━━━ Records to process ━━━

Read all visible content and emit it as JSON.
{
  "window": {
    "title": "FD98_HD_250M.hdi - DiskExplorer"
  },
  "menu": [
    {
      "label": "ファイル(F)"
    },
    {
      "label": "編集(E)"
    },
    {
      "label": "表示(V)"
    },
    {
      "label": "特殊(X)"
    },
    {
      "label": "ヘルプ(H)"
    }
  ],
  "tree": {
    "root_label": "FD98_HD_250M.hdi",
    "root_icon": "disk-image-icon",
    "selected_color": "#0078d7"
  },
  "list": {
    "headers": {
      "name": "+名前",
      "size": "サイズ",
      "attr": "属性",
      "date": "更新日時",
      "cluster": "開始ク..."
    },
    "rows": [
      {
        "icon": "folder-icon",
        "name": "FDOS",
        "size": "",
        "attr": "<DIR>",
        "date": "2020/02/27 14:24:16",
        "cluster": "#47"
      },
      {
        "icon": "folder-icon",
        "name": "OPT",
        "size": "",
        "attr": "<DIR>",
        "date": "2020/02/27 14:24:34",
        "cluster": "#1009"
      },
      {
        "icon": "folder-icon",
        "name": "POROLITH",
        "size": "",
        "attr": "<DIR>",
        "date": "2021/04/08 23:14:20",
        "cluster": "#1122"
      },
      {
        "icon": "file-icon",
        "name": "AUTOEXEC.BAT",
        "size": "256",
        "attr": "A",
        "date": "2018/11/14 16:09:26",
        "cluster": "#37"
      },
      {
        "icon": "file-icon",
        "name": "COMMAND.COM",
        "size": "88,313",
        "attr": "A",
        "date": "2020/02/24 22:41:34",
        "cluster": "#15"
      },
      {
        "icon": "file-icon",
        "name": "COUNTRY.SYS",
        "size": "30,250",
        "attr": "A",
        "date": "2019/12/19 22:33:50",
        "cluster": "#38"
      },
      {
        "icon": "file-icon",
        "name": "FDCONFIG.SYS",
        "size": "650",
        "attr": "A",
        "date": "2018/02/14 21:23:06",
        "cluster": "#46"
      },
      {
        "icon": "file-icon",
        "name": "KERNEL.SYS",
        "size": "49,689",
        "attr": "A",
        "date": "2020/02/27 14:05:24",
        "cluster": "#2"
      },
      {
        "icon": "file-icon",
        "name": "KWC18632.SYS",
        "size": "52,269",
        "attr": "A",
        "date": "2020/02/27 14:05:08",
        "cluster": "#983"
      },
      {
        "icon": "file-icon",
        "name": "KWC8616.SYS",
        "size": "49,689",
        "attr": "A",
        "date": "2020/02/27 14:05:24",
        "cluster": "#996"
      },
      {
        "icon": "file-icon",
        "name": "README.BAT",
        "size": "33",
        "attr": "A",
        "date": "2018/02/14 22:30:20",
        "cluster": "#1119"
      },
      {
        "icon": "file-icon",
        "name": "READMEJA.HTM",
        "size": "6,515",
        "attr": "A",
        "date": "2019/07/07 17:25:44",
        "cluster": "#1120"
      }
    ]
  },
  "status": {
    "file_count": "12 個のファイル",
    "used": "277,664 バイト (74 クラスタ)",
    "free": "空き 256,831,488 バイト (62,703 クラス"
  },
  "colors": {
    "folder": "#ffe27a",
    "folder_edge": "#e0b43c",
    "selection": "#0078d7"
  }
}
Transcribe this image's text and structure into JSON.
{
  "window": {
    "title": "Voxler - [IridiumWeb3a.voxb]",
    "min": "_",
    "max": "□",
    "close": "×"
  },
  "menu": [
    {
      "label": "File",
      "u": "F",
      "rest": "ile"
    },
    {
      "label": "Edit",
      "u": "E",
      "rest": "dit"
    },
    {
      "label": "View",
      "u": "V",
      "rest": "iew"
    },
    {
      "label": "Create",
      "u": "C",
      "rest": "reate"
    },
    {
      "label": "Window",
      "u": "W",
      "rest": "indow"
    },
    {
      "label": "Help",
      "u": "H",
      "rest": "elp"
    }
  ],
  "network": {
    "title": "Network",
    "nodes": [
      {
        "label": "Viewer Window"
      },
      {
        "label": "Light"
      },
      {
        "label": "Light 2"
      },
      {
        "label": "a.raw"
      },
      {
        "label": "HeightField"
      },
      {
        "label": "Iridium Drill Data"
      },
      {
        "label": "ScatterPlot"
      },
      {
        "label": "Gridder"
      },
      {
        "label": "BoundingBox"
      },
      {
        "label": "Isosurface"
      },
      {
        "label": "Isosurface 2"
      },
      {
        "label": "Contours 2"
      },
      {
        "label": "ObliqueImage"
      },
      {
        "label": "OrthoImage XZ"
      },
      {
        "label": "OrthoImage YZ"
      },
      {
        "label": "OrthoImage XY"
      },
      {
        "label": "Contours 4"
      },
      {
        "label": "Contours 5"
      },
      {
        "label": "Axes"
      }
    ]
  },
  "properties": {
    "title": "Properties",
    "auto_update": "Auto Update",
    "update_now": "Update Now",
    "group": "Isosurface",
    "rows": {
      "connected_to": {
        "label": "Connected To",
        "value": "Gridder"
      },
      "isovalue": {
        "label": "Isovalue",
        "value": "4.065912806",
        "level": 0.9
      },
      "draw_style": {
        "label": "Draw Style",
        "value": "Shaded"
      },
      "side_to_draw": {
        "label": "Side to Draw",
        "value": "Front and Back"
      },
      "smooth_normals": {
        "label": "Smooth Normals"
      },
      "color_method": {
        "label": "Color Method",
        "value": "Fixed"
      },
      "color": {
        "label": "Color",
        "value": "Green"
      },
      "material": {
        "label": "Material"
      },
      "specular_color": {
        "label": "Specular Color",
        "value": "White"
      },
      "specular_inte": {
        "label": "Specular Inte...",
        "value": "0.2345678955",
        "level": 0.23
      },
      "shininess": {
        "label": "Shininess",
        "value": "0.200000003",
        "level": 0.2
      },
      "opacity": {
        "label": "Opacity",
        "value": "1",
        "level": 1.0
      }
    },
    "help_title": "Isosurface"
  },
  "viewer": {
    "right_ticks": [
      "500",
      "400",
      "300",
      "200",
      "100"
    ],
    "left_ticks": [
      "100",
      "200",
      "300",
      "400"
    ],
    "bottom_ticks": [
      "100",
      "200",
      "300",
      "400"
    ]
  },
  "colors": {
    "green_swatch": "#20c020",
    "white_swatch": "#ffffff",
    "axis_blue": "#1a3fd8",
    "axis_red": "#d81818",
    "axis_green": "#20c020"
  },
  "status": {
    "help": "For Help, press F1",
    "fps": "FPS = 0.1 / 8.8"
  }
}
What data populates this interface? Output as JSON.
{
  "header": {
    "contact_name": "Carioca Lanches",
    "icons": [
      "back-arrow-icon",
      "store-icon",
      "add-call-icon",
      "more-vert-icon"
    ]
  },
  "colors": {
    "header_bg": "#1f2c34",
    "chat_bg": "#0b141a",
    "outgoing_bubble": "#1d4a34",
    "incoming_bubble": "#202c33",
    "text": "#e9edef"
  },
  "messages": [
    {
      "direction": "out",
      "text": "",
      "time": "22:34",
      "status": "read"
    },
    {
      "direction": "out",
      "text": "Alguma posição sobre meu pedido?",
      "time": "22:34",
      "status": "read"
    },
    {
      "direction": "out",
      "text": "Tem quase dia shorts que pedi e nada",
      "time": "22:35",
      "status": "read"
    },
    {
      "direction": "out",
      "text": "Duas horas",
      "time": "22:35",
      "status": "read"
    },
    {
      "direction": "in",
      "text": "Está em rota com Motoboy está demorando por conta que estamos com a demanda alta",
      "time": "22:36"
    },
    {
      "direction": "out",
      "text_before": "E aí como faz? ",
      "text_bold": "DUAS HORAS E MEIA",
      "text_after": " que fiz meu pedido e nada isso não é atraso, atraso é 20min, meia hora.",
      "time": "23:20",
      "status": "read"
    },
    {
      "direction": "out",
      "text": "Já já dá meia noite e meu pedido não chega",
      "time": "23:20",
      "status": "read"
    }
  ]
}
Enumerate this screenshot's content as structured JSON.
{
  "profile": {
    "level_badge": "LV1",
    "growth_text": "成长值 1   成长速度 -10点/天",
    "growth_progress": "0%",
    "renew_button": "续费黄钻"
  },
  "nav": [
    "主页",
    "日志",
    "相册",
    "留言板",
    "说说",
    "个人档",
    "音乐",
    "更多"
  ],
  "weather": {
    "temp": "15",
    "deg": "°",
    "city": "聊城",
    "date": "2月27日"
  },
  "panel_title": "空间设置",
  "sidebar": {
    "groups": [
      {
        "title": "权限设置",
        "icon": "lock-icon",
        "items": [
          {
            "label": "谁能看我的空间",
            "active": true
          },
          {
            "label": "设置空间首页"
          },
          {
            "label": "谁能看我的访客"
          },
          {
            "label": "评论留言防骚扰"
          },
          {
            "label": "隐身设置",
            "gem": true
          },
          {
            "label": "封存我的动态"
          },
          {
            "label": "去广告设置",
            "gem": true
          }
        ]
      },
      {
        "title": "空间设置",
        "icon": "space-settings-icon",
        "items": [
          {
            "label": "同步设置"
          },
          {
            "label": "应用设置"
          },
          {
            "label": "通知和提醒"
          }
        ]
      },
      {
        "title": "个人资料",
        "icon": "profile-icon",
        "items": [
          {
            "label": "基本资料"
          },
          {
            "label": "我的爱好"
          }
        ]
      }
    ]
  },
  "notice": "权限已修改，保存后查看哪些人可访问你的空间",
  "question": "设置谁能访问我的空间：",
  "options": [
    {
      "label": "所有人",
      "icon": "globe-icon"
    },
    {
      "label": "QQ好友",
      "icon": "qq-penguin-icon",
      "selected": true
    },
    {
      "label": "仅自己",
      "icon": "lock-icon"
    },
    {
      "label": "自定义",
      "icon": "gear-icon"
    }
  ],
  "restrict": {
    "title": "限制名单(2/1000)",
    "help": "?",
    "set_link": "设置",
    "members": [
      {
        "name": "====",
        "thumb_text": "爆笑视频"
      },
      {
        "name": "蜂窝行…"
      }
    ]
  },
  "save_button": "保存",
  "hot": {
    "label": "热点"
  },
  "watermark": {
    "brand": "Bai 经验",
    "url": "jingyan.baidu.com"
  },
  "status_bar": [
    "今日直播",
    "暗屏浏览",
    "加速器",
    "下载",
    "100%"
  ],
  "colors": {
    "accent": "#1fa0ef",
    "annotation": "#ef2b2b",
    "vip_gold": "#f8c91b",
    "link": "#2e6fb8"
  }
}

━━━

§ Problem requirements
Copy out each line that contains the word "Update".

§ The completed task
    "auto_update": "Auto Update",
    "update_now": "Update Now",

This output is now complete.